**Data to process:**
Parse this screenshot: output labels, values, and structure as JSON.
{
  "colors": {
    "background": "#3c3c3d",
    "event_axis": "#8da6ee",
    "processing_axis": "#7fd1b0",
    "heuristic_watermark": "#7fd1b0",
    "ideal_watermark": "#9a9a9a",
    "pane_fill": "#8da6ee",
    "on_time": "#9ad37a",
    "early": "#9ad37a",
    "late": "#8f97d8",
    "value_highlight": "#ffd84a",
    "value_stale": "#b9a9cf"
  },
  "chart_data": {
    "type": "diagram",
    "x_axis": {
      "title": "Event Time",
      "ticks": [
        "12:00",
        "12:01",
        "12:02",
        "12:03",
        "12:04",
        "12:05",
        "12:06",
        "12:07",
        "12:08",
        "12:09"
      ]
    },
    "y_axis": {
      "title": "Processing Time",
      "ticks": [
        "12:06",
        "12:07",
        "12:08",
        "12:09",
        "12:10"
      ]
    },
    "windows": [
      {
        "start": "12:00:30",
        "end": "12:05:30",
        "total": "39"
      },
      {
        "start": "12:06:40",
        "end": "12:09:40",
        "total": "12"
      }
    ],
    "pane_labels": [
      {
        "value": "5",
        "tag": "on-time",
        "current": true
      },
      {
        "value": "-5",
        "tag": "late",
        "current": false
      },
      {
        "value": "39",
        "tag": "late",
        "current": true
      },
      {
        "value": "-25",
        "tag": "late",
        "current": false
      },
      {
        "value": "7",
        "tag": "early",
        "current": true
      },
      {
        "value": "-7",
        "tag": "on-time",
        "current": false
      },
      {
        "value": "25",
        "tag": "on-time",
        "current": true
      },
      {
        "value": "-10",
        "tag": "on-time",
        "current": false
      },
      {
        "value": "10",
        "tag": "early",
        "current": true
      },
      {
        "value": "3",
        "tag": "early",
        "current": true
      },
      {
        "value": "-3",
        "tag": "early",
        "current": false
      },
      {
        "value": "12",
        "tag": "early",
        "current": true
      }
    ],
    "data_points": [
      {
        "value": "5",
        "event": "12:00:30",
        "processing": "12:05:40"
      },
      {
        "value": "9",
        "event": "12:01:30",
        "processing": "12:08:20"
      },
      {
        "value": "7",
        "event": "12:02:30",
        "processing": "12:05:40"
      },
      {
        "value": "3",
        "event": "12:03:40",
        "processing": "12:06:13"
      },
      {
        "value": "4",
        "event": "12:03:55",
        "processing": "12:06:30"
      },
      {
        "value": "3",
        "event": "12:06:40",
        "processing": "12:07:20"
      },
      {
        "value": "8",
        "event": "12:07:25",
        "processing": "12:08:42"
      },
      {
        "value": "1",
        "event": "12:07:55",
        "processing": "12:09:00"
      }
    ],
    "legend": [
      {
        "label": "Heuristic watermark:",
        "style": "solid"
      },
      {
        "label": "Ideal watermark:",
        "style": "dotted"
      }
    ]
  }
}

**Instructions for the task:** Pick out the lines that include the word "title" and write them out.

**Full output:**
      "title": "Event Time",
      "title": "Processing Time",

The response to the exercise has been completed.